DESCRIPTION OF THE TASK
Gather all lines in the data that hold the string "عاطف".

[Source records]
--

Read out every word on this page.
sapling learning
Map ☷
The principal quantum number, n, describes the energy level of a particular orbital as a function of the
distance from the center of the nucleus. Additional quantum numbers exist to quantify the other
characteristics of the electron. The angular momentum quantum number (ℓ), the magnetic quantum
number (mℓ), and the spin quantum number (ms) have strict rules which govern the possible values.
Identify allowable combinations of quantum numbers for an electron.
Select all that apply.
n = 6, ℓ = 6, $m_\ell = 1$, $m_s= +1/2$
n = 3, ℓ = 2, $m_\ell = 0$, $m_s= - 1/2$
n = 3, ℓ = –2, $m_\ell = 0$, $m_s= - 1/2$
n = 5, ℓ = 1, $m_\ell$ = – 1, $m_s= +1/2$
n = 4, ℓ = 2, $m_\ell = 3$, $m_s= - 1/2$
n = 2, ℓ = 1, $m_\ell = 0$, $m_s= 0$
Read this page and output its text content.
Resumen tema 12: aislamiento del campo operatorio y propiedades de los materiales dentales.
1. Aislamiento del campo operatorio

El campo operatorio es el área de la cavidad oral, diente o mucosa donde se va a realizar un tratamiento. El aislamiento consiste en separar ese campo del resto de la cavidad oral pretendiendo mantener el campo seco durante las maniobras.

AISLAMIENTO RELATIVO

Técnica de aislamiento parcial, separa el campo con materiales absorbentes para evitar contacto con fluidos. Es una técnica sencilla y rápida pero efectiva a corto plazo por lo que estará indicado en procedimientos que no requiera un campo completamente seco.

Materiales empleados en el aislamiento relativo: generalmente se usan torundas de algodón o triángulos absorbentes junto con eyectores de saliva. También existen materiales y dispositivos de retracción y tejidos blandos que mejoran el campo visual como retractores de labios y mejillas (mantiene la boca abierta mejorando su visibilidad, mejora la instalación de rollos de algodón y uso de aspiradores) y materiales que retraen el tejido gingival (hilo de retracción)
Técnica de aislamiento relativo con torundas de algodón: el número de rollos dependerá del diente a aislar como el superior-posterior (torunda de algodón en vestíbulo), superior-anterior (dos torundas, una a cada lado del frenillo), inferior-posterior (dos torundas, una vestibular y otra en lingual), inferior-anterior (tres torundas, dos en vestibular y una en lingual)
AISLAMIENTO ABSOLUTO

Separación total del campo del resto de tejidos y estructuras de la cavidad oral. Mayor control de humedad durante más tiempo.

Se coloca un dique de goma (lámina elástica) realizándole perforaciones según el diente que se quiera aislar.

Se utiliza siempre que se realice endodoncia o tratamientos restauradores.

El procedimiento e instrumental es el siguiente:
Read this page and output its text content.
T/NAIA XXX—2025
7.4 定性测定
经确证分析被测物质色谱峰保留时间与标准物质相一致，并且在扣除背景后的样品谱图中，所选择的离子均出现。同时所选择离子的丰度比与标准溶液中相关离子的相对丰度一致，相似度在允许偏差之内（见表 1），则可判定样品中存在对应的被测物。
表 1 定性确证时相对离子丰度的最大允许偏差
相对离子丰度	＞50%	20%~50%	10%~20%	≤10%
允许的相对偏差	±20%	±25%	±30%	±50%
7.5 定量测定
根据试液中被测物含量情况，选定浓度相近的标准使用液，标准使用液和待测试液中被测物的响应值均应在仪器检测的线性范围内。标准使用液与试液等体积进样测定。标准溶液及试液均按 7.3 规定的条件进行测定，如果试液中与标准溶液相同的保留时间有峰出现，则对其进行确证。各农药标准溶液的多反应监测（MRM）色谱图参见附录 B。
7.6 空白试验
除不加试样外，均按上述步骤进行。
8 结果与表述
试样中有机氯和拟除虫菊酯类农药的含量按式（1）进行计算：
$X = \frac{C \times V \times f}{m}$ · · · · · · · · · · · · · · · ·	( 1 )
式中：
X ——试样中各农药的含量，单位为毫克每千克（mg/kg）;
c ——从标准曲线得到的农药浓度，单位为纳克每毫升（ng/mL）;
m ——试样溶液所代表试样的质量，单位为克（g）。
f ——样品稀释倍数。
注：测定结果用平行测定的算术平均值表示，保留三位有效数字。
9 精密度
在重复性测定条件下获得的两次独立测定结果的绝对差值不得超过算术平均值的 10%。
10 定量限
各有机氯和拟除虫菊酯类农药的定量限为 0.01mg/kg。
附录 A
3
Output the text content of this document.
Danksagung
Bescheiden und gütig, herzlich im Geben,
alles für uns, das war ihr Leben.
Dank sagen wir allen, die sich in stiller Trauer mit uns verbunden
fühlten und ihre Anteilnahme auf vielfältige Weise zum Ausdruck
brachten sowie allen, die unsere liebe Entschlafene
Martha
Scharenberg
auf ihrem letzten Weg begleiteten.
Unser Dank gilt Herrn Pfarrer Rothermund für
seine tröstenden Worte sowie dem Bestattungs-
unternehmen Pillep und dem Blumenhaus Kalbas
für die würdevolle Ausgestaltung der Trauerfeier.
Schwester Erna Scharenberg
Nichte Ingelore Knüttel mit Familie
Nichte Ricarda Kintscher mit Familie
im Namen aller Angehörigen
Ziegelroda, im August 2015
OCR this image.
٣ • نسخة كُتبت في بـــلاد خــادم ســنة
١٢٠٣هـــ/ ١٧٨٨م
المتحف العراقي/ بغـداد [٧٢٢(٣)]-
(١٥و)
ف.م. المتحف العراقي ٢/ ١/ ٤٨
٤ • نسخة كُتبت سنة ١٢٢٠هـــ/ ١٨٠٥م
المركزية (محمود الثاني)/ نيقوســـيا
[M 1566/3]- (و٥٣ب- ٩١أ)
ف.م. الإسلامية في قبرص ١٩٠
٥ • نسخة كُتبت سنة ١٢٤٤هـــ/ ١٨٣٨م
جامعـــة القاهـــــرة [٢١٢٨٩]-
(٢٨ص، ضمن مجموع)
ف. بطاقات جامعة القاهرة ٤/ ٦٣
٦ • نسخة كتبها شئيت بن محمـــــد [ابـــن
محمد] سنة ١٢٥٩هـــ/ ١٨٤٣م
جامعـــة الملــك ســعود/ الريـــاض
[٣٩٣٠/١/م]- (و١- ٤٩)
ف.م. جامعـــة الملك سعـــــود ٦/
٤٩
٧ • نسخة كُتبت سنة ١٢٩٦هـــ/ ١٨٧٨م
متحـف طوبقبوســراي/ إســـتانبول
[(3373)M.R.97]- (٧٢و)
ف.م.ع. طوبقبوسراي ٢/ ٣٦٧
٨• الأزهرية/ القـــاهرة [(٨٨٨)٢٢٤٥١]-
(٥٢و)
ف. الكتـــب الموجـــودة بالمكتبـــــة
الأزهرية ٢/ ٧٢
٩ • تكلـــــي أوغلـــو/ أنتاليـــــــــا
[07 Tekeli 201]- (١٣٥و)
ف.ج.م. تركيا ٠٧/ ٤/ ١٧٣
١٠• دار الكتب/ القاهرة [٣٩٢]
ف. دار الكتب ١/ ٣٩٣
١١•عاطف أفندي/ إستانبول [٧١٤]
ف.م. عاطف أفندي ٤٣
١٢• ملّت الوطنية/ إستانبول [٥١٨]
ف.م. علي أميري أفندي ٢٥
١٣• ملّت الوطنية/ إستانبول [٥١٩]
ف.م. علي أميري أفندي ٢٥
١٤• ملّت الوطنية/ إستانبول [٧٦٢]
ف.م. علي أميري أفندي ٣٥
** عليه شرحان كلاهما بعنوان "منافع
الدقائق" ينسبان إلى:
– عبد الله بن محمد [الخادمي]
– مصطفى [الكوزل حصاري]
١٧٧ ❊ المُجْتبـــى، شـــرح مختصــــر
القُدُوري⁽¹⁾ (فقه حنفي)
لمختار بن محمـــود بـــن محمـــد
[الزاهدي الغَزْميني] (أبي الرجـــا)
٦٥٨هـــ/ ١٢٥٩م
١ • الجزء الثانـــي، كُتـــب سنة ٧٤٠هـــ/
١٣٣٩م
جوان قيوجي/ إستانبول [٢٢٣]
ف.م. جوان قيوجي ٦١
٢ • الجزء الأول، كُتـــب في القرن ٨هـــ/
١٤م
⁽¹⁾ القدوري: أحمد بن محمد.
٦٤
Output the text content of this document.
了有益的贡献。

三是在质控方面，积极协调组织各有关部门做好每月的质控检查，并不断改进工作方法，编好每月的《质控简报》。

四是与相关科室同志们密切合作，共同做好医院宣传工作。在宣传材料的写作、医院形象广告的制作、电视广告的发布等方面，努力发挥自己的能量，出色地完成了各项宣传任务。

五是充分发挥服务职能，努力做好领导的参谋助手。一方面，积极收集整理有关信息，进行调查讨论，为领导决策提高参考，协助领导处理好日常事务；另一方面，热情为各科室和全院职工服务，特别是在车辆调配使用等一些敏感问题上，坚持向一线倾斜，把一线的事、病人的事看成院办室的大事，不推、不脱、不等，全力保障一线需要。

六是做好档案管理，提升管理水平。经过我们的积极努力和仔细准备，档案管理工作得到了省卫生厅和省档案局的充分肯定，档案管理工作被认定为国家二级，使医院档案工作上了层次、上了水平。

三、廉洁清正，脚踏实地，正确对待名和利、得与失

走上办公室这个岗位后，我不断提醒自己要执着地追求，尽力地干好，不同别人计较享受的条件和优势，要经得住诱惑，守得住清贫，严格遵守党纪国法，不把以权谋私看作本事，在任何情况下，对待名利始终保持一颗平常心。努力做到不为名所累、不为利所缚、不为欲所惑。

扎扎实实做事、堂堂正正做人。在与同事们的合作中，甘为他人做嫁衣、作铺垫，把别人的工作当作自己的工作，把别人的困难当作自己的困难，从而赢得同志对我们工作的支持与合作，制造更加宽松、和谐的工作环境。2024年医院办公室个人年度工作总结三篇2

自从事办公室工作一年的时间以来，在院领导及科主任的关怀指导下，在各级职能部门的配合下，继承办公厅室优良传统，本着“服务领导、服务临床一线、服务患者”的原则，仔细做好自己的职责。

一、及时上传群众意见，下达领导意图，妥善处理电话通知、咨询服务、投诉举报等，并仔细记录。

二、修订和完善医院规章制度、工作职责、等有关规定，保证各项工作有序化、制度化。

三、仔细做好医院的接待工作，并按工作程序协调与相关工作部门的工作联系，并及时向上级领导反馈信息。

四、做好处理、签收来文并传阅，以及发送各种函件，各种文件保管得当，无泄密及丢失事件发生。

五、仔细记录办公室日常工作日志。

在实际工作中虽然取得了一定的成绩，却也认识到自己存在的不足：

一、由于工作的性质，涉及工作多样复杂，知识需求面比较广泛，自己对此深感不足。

--

FINAL RESULT
١١•عاطف أفندي/ إستانبول [٧١٤]
ف.م. عاطف أفندي ٤٣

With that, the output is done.